_Direction_
Across the entries below, count the lines in which the word "correo" occurs. Reply with the count alone.

_Exercise material_
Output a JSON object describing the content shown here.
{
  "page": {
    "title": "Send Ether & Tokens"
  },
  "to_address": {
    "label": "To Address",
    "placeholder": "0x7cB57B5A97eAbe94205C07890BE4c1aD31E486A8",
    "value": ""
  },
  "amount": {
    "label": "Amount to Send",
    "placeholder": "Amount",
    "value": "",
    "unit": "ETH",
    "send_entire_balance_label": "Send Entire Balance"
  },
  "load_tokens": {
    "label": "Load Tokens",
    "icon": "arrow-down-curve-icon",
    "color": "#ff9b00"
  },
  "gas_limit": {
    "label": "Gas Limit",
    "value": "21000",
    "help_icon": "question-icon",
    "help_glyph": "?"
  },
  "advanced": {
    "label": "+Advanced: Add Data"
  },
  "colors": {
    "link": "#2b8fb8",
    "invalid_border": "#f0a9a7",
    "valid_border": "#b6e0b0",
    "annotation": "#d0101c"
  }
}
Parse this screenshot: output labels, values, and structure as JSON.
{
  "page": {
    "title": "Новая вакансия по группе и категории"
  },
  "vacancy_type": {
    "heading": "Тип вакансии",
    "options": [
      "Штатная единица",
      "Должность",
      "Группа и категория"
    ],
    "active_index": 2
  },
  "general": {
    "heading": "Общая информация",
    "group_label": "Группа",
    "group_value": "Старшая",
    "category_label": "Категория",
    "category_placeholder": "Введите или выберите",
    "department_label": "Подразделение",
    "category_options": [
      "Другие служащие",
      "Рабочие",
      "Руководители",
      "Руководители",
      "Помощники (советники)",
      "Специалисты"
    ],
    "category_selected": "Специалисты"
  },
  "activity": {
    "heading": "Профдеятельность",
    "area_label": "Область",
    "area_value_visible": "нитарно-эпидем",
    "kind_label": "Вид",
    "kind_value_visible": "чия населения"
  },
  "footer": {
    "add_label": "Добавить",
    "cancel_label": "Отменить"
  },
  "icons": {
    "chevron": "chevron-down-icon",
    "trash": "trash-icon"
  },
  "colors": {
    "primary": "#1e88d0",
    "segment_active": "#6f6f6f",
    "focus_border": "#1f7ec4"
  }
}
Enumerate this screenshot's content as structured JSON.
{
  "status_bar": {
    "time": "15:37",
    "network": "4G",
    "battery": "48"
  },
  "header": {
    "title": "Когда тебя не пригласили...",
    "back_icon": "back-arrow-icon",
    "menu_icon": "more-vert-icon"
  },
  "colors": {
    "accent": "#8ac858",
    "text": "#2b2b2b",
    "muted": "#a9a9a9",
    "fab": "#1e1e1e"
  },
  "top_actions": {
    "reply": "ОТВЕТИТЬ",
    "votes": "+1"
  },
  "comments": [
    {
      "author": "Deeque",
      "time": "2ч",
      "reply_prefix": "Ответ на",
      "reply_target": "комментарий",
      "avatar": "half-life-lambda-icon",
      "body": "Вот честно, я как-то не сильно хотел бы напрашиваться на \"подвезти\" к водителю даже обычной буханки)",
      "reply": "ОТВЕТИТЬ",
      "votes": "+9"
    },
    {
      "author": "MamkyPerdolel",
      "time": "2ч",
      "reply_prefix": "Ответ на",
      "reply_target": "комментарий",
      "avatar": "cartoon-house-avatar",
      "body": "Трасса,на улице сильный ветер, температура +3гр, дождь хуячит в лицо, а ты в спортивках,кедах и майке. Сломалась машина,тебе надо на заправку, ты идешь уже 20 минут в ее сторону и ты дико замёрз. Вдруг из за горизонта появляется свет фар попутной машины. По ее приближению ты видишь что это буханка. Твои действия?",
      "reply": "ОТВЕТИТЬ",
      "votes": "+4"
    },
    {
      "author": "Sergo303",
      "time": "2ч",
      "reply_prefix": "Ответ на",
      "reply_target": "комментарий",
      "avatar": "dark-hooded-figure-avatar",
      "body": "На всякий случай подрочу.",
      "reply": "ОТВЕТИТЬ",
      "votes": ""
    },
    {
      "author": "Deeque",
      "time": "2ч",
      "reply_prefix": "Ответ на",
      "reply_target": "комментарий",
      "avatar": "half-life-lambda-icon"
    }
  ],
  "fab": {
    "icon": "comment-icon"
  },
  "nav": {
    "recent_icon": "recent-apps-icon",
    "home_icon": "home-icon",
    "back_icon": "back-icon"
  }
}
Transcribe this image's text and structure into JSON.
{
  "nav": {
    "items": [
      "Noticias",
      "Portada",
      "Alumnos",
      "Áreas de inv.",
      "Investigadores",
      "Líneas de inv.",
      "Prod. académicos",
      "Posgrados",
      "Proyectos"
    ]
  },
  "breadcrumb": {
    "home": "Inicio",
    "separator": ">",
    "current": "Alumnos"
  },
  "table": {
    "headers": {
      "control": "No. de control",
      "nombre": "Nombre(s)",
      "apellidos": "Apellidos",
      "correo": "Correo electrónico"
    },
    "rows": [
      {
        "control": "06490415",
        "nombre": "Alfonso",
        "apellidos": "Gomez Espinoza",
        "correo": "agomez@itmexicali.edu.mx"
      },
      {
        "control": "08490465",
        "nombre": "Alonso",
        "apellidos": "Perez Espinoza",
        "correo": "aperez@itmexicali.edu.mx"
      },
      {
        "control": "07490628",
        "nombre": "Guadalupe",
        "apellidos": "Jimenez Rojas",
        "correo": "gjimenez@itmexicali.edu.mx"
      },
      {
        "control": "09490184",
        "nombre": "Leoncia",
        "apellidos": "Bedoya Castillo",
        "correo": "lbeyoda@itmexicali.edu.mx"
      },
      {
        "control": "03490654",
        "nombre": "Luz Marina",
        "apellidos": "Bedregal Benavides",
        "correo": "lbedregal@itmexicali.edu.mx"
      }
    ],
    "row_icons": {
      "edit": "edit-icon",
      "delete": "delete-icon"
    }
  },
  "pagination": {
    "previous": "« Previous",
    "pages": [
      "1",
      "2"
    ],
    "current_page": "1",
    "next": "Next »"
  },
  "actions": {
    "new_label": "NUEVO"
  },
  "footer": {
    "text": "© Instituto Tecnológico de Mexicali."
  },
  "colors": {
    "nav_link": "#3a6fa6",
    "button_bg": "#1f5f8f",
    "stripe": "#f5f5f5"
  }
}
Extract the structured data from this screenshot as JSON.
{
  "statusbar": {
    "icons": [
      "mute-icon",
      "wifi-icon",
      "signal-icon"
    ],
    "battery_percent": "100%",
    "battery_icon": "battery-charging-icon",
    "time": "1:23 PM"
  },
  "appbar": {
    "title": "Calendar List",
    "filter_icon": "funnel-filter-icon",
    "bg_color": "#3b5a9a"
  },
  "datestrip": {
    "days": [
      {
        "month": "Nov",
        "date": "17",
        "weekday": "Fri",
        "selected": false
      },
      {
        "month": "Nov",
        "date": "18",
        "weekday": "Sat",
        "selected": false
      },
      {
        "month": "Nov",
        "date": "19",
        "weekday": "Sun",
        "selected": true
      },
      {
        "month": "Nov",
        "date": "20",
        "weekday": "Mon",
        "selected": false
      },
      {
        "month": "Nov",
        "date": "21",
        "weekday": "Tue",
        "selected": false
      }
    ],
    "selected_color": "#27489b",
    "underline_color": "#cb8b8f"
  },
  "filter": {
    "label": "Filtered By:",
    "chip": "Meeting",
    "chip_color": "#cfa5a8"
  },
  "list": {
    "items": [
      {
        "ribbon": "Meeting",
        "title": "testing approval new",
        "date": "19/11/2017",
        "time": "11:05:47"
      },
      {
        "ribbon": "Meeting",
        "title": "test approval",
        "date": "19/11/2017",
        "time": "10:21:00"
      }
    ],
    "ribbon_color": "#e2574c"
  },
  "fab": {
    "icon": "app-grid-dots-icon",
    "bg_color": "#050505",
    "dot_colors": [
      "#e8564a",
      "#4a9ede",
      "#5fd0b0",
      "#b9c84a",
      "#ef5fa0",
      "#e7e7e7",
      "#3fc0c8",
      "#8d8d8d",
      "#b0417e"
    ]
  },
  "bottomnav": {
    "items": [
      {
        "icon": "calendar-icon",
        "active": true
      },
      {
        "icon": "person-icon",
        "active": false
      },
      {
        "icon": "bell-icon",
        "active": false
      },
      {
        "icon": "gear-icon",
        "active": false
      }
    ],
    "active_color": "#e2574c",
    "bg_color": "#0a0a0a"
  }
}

_Full answer_
6